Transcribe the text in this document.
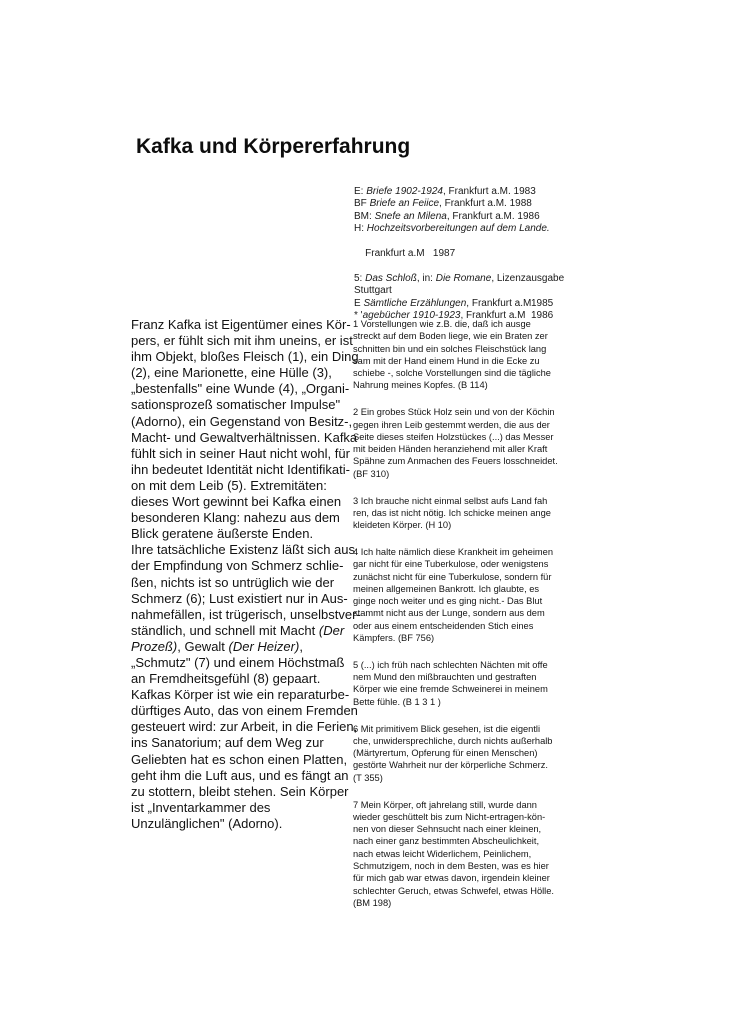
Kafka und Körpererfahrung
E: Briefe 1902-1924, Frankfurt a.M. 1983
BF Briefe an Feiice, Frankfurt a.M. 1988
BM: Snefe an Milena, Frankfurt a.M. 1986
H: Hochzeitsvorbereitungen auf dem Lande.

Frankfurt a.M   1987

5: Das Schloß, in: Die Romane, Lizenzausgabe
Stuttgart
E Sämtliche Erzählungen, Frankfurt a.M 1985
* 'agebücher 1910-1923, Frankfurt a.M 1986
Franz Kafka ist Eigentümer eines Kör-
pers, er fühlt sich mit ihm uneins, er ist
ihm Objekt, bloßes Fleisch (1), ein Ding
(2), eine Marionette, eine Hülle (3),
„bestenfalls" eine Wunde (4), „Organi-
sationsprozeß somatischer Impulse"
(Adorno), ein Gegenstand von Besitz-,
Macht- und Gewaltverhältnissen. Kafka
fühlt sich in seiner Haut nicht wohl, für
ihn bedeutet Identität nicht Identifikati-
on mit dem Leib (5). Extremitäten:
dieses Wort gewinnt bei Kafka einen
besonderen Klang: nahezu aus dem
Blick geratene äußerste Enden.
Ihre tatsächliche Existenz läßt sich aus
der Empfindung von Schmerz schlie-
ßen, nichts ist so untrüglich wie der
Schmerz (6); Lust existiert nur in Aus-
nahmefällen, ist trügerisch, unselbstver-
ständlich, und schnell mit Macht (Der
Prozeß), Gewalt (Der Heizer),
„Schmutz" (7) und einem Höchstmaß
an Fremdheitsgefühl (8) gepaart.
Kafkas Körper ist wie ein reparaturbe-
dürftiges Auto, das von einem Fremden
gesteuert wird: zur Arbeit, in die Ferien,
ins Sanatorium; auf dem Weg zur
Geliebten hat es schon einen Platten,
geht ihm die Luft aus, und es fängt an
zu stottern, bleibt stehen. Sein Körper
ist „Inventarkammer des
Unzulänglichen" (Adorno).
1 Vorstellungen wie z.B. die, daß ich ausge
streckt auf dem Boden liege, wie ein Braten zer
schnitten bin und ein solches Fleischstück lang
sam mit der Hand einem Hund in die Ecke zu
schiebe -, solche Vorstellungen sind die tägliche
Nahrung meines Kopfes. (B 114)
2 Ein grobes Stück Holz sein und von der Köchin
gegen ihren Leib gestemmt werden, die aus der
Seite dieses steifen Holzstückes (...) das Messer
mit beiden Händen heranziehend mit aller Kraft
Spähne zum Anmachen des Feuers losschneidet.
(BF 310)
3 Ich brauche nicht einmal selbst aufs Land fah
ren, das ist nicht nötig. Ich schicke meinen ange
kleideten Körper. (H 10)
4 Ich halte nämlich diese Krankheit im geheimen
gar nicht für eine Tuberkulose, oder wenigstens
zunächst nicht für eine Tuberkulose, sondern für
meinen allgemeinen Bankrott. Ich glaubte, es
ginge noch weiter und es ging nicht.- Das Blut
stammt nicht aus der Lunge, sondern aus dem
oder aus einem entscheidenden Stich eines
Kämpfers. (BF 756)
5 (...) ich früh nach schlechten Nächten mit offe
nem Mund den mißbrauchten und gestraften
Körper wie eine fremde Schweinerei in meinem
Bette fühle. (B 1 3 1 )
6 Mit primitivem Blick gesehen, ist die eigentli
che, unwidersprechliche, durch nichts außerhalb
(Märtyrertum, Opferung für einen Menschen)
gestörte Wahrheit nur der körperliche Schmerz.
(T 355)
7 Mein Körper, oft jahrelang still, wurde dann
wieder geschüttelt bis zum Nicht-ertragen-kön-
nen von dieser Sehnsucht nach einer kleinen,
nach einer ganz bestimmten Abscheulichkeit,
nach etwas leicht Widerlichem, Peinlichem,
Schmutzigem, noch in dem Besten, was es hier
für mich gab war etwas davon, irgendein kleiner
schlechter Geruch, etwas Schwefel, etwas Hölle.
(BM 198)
________________
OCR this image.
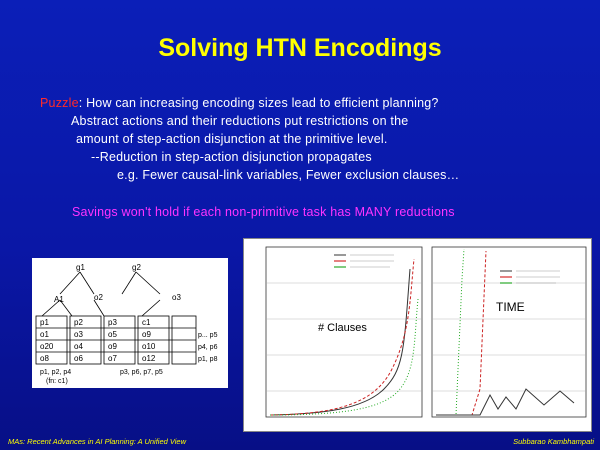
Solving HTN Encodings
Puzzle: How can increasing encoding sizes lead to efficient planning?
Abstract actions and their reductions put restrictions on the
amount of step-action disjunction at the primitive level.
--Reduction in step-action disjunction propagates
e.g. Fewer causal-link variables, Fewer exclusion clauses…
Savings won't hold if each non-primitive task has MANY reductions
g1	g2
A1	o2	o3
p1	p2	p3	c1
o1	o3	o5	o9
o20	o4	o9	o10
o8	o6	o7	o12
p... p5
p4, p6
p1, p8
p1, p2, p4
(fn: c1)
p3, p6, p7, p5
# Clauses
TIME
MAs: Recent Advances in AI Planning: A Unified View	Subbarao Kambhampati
________________
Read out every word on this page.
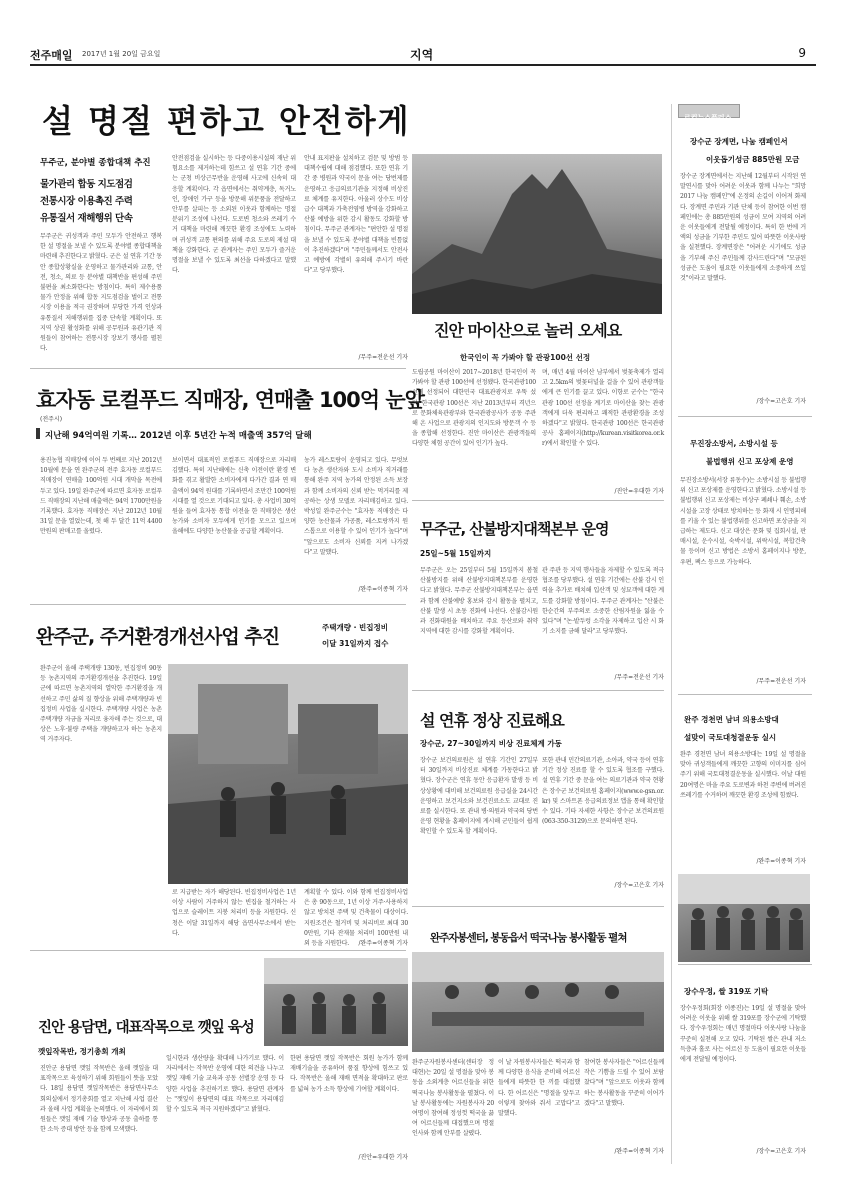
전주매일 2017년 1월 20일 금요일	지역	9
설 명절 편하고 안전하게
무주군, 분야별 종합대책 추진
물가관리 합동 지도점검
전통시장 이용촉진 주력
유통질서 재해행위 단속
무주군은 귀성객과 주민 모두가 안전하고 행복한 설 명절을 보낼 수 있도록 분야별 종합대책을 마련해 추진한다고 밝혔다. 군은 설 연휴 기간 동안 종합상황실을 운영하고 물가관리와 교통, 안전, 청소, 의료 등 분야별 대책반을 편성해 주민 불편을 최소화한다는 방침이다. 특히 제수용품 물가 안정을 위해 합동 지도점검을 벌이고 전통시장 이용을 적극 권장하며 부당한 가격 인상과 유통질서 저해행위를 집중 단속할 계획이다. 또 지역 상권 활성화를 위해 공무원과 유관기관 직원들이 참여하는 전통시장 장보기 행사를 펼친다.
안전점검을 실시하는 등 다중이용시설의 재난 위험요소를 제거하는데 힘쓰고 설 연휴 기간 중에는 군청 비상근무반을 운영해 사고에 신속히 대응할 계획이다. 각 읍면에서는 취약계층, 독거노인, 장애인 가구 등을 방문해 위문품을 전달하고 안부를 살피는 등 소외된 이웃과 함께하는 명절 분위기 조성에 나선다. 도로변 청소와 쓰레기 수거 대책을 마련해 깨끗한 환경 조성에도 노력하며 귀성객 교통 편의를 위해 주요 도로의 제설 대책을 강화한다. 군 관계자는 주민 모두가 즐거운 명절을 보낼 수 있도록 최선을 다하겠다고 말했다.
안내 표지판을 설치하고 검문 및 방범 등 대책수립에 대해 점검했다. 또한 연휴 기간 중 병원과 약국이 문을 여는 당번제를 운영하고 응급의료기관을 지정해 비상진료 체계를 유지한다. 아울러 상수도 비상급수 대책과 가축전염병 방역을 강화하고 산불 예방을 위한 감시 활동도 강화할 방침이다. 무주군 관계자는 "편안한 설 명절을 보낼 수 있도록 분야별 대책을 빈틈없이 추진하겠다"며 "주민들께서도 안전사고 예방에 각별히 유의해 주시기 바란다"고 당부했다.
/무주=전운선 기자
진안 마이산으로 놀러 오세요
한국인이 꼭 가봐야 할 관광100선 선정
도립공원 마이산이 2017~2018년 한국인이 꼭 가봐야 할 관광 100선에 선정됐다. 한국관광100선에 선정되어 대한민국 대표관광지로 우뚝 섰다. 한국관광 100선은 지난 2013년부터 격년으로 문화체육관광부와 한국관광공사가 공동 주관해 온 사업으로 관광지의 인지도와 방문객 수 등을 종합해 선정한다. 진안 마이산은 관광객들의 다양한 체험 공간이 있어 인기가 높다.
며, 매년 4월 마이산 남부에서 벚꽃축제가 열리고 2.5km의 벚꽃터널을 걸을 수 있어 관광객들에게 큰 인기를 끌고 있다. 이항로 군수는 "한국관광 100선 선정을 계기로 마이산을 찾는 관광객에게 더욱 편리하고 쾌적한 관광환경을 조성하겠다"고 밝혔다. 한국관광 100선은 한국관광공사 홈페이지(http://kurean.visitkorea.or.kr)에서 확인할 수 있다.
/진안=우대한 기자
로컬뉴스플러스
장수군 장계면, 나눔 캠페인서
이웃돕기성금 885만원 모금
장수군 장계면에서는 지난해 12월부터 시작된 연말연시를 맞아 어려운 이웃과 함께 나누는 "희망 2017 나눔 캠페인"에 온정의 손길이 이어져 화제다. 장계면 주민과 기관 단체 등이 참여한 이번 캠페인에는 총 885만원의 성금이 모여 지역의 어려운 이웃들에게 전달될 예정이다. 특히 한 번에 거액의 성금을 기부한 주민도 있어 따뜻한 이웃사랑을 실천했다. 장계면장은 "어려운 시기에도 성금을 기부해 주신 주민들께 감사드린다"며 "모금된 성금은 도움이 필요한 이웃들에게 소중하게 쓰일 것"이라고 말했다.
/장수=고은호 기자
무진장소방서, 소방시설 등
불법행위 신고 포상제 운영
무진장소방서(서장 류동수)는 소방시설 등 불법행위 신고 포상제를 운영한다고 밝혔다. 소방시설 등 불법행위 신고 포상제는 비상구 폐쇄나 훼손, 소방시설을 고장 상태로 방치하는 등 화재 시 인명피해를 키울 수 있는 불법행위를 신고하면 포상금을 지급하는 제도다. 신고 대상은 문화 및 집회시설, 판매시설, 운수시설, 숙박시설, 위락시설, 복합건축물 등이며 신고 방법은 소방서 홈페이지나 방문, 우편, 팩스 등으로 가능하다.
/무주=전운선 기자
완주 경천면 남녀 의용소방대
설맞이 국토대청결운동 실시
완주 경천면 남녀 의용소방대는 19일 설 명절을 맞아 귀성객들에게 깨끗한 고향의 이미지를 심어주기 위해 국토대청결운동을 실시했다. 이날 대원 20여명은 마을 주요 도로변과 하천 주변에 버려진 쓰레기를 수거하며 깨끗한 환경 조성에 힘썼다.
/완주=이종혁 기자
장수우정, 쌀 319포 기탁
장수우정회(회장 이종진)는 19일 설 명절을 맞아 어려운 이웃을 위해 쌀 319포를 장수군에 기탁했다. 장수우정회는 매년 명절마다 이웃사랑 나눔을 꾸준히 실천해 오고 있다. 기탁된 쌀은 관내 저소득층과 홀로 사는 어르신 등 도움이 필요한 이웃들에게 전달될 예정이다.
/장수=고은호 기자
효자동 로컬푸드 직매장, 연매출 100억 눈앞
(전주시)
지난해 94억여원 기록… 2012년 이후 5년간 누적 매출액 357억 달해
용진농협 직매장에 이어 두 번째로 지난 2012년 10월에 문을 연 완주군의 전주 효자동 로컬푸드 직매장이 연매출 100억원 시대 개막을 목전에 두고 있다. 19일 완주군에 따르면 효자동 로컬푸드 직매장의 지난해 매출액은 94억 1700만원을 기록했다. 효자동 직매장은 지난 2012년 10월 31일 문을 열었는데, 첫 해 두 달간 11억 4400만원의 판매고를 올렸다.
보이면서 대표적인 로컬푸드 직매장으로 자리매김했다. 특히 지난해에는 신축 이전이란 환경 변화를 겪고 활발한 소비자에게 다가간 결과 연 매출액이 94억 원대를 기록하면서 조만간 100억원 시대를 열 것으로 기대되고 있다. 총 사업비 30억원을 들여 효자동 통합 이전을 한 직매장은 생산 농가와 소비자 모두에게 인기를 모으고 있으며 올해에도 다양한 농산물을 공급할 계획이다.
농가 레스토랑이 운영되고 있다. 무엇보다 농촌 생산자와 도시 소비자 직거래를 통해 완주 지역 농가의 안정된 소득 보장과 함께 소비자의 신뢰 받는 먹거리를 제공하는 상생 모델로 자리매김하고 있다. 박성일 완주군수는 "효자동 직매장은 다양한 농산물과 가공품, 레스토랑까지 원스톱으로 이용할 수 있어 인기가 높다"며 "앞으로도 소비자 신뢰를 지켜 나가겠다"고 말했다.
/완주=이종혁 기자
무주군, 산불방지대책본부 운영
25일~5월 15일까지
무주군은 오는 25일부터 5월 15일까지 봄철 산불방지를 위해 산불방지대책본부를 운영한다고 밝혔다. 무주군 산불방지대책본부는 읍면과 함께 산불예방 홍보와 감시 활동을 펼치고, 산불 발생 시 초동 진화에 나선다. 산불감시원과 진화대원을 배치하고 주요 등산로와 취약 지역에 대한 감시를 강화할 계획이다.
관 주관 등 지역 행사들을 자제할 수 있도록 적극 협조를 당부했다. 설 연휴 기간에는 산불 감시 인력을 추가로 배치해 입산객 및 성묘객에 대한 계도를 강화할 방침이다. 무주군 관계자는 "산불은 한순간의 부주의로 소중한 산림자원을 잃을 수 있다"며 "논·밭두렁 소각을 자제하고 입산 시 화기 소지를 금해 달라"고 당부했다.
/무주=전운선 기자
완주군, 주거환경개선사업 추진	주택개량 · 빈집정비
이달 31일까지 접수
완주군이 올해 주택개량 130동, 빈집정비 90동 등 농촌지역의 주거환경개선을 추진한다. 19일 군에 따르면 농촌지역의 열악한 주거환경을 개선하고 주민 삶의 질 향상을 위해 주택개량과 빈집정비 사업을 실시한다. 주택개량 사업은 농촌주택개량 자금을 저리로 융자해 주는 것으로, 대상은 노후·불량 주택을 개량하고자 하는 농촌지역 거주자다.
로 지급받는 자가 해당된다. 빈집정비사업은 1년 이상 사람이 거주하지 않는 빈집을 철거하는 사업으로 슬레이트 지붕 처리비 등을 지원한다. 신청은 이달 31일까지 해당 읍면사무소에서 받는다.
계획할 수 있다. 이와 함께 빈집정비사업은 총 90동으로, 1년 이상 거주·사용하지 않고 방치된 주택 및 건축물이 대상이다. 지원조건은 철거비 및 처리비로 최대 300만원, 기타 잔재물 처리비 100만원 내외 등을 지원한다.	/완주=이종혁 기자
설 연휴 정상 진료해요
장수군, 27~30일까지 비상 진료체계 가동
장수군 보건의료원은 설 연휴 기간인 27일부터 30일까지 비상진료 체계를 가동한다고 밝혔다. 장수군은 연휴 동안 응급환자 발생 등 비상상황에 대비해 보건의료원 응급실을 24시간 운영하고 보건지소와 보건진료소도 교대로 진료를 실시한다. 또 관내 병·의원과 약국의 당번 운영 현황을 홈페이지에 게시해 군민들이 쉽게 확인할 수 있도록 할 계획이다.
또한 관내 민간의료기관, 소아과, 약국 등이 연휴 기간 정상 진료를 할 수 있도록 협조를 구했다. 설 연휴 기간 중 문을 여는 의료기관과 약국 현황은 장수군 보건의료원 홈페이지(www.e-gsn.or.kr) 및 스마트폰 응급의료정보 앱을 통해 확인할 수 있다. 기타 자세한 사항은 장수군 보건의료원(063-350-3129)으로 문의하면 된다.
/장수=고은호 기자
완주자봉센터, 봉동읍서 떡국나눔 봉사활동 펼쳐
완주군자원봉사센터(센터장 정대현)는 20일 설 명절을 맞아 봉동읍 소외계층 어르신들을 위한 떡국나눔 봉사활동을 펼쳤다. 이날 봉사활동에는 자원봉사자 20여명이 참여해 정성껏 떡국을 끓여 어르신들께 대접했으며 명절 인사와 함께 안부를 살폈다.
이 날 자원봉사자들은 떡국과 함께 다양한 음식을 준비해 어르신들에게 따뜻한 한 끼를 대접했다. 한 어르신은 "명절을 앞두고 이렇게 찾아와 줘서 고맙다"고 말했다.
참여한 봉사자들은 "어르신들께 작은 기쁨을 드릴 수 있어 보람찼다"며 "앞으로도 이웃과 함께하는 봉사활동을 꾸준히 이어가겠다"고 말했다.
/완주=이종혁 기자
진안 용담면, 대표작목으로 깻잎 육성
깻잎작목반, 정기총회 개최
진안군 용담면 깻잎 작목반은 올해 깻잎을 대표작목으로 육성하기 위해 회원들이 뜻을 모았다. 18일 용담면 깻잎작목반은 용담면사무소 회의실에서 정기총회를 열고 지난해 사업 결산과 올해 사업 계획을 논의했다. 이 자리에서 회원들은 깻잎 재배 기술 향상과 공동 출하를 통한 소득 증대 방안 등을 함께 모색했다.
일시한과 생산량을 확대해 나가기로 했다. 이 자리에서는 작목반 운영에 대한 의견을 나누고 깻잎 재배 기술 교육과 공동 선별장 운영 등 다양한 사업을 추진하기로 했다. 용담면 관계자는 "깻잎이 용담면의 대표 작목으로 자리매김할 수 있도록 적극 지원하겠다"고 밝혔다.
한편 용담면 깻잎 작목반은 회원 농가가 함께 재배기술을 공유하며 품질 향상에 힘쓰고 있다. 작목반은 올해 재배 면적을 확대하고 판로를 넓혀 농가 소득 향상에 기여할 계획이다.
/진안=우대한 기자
________________
> CHALLENGE: In the listing above, find each line with the word "Macht" and copy it.

> FINISHED EXERCISE:
Macht- und Gewaltverhältnissen. Kafka
ständlich, und schnell mit Macht (Der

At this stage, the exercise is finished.